Selected passage: Begin

Bringing transparency to federal inspections
Tag No.: A0178
Based on record review and interview the facility failed to ensure a face to face assessment following behavioral restraint episodes was completed by staff trained in evaluating the patient's immediate situation, the patient's reaction to the restraint, the patient's medical and behavioral condition and the need to continue or terminate the restraint in three (Staff A, Staff U and Staff V) of five staff training records reviewed who completed face to face assessments of patients in restraint/seclusion. The facility census was 91.
Findings included:
1. Review of the facility's policy titled, "Seclusion and Restraint" dated 04/11 showed the attending psychiatrist or delegate of another psychiatrist, nurse practitioner, medical physician, or specifically designated and trained registered nurse (RN), must see and assess the patient within one hour of issuing a seclusion and restraint order."
2. Record review of discharged Patient #22's restraint documentation showed the physician ordered five point leather restraints, a physical escort and physical holding for medication on 07/28/11 at 10:44 AM. Review of the face to face evaluation dated 07/28/11 at 12:00 PM showed Staff A, RN and Director of the Senior Adult unit completed the face to face evaluation.
Review of the personnel record for Staff A showed no training documented for assessing a patient following a restraint/seclusion episode.
During an interview on 10/20/11 at 10:20 AM, Staff A, Director of the Senior Adult unit, stated, "I didn't have training on doing a face to face evaluation." Staff A acknowledged he/she had completed a face to face evaluation following a restraint episode for Patient #22. Staff A stated that he/she had completed a face to face evaluation on a second patient sometime in the past year, but could not recall the name of the patient.
3. Record review of discharged Patient #24's restraint documentation showed the physician ordered five point leather restraints, a physical escort and physical holding on 08/03/11 at 4:18 PM. Review of the face to face evaluation dated 08/03/11 at 4:30 PM showed Staff U, Family Nurse Practitioner completed the face to face evaluation.
Review of the credentialing file for Staff U showed Staff U is a family practice nurse practitioner. No specific training was documented for assessing a patient following a restraint/seclusion episode.

Selected passage: End
Recorded information: Begin

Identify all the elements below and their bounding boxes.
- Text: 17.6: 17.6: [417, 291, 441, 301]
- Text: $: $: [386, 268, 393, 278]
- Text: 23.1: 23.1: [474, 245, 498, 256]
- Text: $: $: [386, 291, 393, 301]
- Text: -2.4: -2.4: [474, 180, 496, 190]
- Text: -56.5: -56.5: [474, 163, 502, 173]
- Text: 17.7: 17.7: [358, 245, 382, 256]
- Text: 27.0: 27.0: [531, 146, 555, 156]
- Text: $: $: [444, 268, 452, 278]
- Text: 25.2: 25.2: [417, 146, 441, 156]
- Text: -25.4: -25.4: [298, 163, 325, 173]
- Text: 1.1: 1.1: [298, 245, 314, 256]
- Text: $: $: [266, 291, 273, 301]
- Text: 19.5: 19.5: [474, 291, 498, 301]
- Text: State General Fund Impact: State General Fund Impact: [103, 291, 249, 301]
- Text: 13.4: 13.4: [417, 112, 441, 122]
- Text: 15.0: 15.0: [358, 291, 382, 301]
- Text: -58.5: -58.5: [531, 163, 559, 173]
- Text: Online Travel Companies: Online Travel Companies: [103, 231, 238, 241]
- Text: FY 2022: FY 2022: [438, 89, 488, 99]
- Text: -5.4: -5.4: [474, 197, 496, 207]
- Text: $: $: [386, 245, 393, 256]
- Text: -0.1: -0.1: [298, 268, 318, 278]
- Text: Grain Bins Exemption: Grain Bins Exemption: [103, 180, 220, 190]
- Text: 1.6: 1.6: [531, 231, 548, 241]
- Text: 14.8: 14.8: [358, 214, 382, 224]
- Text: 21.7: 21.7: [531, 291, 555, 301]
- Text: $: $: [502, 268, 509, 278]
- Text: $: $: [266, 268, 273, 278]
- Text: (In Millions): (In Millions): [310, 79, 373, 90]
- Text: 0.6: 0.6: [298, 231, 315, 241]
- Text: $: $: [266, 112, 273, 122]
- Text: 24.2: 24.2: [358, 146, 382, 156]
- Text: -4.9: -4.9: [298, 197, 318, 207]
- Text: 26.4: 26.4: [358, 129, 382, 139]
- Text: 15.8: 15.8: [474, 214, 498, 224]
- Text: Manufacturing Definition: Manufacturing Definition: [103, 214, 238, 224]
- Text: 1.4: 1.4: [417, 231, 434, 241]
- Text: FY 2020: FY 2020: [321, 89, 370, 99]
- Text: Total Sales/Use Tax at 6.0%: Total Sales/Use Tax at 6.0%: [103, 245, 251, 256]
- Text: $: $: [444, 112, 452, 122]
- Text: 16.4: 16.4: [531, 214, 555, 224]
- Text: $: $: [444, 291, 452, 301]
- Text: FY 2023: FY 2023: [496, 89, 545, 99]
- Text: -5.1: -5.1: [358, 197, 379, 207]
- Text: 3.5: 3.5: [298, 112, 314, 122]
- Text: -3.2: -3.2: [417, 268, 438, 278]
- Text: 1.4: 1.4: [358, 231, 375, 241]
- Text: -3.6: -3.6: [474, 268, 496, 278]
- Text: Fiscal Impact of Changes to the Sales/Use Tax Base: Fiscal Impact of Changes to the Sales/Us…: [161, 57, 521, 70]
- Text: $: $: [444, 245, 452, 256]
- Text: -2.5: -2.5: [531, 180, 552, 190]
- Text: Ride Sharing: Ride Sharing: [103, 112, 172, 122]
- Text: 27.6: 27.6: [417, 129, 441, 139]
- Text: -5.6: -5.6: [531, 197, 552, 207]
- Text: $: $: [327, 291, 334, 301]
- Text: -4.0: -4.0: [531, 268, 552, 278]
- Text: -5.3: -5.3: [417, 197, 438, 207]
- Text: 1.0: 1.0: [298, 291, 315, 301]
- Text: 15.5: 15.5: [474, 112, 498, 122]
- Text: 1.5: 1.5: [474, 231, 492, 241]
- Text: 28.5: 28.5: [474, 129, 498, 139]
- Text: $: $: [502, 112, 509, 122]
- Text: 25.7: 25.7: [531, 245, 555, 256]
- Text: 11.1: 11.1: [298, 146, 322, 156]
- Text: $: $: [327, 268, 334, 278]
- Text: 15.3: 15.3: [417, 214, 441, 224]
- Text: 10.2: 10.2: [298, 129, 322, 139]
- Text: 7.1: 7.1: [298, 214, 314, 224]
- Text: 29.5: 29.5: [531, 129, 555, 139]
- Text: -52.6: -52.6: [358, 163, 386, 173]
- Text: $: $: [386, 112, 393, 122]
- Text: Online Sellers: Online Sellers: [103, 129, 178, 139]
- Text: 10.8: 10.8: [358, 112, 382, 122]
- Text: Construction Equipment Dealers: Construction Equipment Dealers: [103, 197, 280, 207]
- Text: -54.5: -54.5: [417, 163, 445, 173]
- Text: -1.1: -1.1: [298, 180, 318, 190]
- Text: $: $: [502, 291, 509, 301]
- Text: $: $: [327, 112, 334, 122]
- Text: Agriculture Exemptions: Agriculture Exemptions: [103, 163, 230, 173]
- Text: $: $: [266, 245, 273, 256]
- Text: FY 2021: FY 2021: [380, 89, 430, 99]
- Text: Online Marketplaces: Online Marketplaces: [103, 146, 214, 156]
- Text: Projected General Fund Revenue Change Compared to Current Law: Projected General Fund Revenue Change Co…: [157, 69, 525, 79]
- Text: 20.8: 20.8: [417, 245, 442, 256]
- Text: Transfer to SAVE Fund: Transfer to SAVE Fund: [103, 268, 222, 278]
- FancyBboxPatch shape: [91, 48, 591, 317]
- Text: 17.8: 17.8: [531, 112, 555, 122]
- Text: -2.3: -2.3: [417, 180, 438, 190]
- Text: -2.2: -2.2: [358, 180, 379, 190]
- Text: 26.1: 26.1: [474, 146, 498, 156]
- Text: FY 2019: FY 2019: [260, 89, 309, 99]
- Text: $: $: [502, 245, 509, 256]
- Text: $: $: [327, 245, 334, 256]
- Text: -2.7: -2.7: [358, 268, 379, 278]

Recorded information: End

> To do:
Answer these questions from the inspection findings.
(a) What was the facility census?
(b) At what time was the face to face evaluation for Patient #22 dated on 07/28/11?
(c) According to the credentialing file, what kind of nurse practitioner is Staff U?

> Exercise output:
(a) 91
(b) 12:00 PM
(c) A family practice nurse practitioner